Given records:

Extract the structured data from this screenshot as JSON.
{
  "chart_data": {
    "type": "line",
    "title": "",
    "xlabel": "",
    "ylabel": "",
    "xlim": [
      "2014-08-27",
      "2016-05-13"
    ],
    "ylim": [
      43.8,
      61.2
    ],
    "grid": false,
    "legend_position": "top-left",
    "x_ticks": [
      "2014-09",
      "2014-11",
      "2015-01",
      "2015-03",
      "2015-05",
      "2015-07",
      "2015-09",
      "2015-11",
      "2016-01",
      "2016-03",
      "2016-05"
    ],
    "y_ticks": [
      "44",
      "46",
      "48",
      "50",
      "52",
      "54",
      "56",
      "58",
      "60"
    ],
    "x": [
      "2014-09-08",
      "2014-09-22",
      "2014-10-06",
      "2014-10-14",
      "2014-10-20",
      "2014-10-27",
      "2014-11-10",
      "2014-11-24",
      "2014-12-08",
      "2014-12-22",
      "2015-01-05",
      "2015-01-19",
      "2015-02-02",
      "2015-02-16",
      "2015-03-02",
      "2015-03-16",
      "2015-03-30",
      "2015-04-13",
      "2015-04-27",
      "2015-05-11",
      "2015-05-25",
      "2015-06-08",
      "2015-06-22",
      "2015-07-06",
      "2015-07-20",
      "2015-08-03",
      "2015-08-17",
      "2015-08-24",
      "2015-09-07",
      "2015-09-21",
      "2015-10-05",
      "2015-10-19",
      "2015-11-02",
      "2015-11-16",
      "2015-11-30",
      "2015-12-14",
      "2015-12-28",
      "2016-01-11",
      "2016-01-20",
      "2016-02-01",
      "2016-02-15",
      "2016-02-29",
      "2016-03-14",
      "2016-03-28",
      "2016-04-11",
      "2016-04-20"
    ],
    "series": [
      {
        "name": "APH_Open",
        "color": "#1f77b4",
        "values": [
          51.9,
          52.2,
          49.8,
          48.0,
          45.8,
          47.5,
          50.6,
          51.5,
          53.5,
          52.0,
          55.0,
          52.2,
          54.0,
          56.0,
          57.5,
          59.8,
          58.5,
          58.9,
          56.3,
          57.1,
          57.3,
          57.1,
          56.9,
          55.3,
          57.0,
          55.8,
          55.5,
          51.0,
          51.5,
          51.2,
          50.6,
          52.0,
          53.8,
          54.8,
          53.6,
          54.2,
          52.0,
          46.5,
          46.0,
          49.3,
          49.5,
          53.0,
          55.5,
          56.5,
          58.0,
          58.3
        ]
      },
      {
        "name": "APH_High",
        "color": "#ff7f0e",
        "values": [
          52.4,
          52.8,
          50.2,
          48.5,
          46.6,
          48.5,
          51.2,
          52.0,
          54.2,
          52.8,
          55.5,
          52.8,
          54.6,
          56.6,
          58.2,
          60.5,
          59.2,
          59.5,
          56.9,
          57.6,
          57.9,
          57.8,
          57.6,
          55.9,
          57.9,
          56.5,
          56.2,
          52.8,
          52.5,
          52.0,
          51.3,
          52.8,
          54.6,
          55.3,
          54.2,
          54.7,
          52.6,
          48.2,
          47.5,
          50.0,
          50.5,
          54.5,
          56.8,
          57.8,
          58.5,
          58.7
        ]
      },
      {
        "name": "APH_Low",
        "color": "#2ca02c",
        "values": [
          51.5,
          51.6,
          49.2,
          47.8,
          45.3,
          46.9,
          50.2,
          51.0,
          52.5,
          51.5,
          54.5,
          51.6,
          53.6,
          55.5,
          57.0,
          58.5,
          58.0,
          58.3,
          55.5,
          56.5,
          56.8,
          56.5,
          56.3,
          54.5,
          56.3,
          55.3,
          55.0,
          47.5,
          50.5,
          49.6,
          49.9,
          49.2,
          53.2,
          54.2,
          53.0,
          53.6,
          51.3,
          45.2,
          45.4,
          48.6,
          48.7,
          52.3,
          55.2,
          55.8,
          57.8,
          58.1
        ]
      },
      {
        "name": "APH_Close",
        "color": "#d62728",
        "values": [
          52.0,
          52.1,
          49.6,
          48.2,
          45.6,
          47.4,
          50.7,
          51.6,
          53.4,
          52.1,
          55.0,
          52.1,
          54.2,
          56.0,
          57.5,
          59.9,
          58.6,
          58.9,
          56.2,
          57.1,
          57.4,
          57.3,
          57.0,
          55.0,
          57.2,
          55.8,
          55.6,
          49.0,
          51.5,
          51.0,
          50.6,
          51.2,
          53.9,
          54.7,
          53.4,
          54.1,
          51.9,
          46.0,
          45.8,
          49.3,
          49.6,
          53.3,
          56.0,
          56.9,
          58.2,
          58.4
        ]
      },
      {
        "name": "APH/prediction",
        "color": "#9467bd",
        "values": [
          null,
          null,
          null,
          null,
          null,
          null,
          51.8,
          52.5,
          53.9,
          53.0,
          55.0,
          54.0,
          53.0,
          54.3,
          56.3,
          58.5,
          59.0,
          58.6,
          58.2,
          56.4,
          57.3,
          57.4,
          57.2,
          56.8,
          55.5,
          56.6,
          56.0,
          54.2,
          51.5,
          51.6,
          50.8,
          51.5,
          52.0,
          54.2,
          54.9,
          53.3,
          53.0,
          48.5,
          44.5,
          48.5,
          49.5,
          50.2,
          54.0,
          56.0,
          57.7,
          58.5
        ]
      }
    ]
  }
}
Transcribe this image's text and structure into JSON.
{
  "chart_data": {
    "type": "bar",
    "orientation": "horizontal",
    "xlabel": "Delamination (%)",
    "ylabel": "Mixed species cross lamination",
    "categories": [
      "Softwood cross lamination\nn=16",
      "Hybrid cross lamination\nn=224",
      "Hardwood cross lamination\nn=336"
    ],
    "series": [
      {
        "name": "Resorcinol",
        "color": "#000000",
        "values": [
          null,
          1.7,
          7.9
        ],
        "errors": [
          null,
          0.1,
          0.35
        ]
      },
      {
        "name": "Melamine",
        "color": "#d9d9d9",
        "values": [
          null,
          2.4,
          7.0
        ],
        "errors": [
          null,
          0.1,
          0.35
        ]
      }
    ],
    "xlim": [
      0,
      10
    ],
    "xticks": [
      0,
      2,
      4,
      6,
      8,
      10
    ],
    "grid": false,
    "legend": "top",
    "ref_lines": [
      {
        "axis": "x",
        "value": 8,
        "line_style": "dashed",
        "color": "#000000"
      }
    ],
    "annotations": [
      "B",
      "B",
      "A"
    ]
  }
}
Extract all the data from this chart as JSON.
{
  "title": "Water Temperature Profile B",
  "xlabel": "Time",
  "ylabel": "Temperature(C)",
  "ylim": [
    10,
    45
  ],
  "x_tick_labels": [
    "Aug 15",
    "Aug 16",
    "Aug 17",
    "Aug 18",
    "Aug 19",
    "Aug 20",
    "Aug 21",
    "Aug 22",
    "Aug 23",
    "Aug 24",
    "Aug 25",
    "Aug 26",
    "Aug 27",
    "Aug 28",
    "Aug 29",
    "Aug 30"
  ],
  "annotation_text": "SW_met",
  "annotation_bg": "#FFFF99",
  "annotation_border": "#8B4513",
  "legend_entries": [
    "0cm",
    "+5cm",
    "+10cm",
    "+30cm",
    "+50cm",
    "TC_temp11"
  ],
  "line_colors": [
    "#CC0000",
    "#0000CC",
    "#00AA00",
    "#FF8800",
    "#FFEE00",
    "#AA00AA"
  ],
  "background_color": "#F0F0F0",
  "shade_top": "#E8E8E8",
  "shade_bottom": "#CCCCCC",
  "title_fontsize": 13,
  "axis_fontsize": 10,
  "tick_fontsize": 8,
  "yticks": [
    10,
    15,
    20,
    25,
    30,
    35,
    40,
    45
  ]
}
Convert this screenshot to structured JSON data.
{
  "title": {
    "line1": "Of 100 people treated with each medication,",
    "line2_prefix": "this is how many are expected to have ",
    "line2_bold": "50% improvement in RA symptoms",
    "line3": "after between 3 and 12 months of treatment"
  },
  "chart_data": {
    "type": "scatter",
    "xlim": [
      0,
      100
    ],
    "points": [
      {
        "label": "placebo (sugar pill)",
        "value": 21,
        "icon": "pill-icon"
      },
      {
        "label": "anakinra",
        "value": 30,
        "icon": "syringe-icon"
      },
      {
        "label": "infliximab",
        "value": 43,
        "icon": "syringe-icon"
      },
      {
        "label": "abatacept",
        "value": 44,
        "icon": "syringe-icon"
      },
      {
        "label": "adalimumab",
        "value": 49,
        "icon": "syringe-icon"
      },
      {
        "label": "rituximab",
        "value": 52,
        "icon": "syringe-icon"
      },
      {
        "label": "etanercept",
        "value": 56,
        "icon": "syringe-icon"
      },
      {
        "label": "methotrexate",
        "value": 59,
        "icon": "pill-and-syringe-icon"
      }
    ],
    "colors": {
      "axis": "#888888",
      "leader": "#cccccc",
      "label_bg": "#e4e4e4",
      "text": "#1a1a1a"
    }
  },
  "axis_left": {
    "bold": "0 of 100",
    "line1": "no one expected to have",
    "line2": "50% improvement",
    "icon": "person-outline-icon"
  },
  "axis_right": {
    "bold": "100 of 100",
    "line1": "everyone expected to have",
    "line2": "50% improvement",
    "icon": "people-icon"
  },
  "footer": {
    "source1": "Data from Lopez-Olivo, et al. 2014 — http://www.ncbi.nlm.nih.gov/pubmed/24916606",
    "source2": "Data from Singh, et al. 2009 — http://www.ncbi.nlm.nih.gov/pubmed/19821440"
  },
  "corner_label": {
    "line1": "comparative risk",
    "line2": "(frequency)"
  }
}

Problem details:
Copy every line of the records above that holds the word "have".

Expected answer:
    "line2_prefix": "this is how many are expected to have ",
    "line1": "no one expected to have",
    "line1": "everyone expected to have",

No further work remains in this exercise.